### Your goal
Print all of the data exactly.

=== Records shown ===

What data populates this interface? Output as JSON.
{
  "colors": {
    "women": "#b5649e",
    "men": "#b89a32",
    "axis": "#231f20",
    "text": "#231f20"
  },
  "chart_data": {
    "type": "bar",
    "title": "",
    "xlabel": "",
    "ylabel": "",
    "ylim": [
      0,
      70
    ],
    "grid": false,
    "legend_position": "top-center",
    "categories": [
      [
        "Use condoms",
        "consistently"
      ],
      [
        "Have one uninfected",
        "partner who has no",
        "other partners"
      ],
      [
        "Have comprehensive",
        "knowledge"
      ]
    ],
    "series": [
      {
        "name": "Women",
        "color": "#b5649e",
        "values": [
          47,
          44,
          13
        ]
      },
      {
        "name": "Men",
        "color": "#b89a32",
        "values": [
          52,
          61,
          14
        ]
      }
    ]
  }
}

===

### Completed task
What data populates this interface? Output as JSON.
{
  "colors": {
    "women": "#b5649e",
    "men": "#b89a32",
    "axis": "#231f20",
    "text": "#231f20"
  },
  "chart_data": {
    "type": "bar",
    "title": "",
    "xlabel": "",
    "ylabel": "",
    "ylim": [
      0,
      70
    ],
    "grid": false,
    "legend_position": "top-center",
    "categories": [
      [
        "Use condoms",
        "consistently"
      ],
      [
        "Have one uninfected",
        "partner who has no",
        "other partners"
      ],
      [
        "Have comprehensive",
        "knowledge"
      ]
    ],
    "series": [
      {
        "name": "Women",
        "color": "#b5649e",
        "values": [
          47,
          44,
          13
        ]
      },
      {
        "name": "Men",
        "color": "#b89a32",
        "values": [
          52,
          61,
          14
        ]
      }
    ]
  }
}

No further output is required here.